- [Input data]:
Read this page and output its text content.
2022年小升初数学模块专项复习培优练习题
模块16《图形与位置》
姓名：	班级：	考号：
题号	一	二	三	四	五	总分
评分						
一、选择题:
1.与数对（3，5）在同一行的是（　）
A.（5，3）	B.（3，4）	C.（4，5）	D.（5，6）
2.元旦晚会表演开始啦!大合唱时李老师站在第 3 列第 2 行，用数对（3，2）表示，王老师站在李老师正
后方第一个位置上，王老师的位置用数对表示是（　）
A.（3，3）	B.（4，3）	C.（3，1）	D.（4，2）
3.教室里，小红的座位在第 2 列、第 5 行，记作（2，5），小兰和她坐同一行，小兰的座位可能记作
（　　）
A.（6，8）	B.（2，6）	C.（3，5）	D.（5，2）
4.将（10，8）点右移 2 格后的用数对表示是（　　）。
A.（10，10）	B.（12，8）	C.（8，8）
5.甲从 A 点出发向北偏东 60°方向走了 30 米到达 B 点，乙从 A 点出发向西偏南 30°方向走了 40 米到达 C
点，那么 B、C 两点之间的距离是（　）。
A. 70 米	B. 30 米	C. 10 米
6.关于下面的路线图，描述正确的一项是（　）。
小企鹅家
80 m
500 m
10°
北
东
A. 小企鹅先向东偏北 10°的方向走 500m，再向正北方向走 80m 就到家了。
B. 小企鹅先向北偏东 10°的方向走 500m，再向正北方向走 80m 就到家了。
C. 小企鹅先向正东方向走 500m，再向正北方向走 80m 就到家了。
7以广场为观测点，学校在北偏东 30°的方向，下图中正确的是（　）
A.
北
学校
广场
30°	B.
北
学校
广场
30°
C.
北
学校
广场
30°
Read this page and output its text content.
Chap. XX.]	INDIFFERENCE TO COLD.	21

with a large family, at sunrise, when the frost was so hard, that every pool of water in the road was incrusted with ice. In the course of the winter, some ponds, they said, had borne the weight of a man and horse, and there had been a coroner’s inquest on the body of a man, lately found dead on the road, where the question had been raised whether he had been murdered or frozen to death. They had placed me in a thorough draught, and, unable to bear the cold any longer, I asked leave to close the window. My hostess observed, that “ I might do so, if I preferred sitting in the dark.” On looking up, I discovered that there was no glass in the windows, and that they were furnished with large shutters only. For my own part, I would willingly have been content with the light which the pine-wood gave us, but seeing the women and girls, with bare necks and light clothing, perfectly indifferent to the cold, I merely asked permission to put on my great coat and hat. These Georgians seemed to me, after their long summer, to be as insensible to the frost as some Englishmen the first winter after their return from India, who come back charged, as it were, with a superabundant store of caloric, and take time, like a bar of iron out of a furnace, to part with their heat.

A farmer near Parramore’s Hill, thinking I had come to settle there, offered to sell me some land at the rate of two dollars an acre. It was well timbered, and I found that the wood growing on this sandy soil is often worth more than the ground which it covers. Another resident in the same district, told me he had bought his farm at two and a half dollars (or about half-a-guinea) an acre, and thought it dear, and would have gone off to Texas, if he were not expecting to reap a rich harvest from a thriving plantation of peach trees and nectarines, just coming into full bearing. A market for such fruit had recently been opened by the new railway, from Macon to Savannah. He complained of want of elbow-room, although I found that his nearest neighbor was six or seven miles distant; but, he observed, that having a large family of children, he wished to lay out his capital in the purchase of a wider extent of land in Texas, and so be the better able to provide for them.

- [Stated exercise]:
Nothing should be left out: repeat all of the data exactly.

- [Final result]:
Read this page and output its text content.
2022年小升初数学模块专项复习培优练习题
模块16《图形与位置》
姓名：	班级：	考号：
题号	一	二	三	四	五	总分
评分						
一、选择题:
1.与数对（3，5）在同一行的是（　）
A.（5，3）	B.（3，4）	C.（4，5）	D.（5，6）
2.元旦晚会表演开始啦!大合唱时李老师站在第 3 列第 2 行，用数对（3，2）表示，王老师站在李老师正
后方第一个位置上，王老师的位置用数对表示是（　）
A.（3，3）	B.（4，3）	C.（3，1）	D.（4，2）
3.教室里，小红的座位在第 2 列、第 5 行，记作（2，5），小兰和她坐同一行，小兰的座位可能记作
（　　）
A.（6，8）	B.（2，6）	C.（3，5）	D.（5，2）
4.将（10，8）点右移 2 格后的用数对表示是（　　）。
A.（10，10）	B.（12，8）	C.（8，8）
5.甲从 A 点出发向北偏东 60°方向走了 30 米到达 B 点，乙从 A 点出发向西偏南 30°方向走了 40 米到达 C
点，那么 B、C 两点之间的距离是（　）。
A. 70 米	B. 30 米	C. 10 米
6.关于下面的路线图，描述正确的一项是（　）。
小企鹅家
80 m
500 m
10°
北
东
A. 小企鹅先向东偏北 10°的方向走 500m，再向正北方向走 80m 就到家了。
B. 小企鹅先向北偏东 10°的方向走 500m，再向正北方向走 80m 就到家了。
C. 小企鹅先向正东方向走 500m，再向正北方向走 80m 就到家了。
7以广场为观测点，学校在北偏东 30°的方向，下图中正确的是（　）
A.
北
学校
广场
30°	B.
北
学校
广场
30°
C.
北
学校
广场
30°
Read this page and output its text content.
Chap. XX.]	INDIFFERENCE TO COLD.	21

with a large family, at sunrise, when the frost was so hard, that every pool of water in the road was incrusted with ice. In the course of the winter, some ponds, they said, had borne the weight of a man and horse, and there had been a coroner’s inquest on the body of a man, lately found dead on the road, where the question had been raised whether he had been murdered or frozen to death. They had placed me in a thorough draught, and, unable to bear the cold any longer, I asked leave to close the window. My hostess observed, that “ I might do so, if I preferred sitting in the dark.” On looking up, I discovered that there was no glass in the windows, and that they were furnished with large shutters only. For my own part, I would willingly have been content with the light which the pine-wood gave us, but seeing the women and girls, with bare necks and light clothing, perfectly indifferent to the cold, I merely asked permission to put on my great coat and hat. These Georgians seemed to me, after their long summer, to be as insensible to the frost as some Englishmen the first winter after their return from India, who come back charged, as it were, with a superabundant store of caloric, and take time, like a bar of iron out of a furnace, to part with their heat.

A farmer near Parramore’s Hill, thinking I had come to settle there, offered to sell me some land at the rate of two dollars an acre. It was well timbered, and I found that the wood growing on this sandy soil is often worth more than the ground which it covers. Another resident in the same district, told me he had bought his farm at two and a half dollars (or about half-a-guinea) an acre, and thought it dear, and would have gone off to Texas, if he were not expecting to reap a rich harvest from a thriving plantation of peach trees and nectarines, just coming into full bearing. A market for such fruit had recently been opened by the new railway, from Macon to Savannah. He complained of want of elbow-room, although I found that his nearest neighbor was six or seven miles distant; but, he observed, that having a large family of children, he wished to lay out his capital in the purchase of a wider extent of land in Texas, and so be the better able to provide for them.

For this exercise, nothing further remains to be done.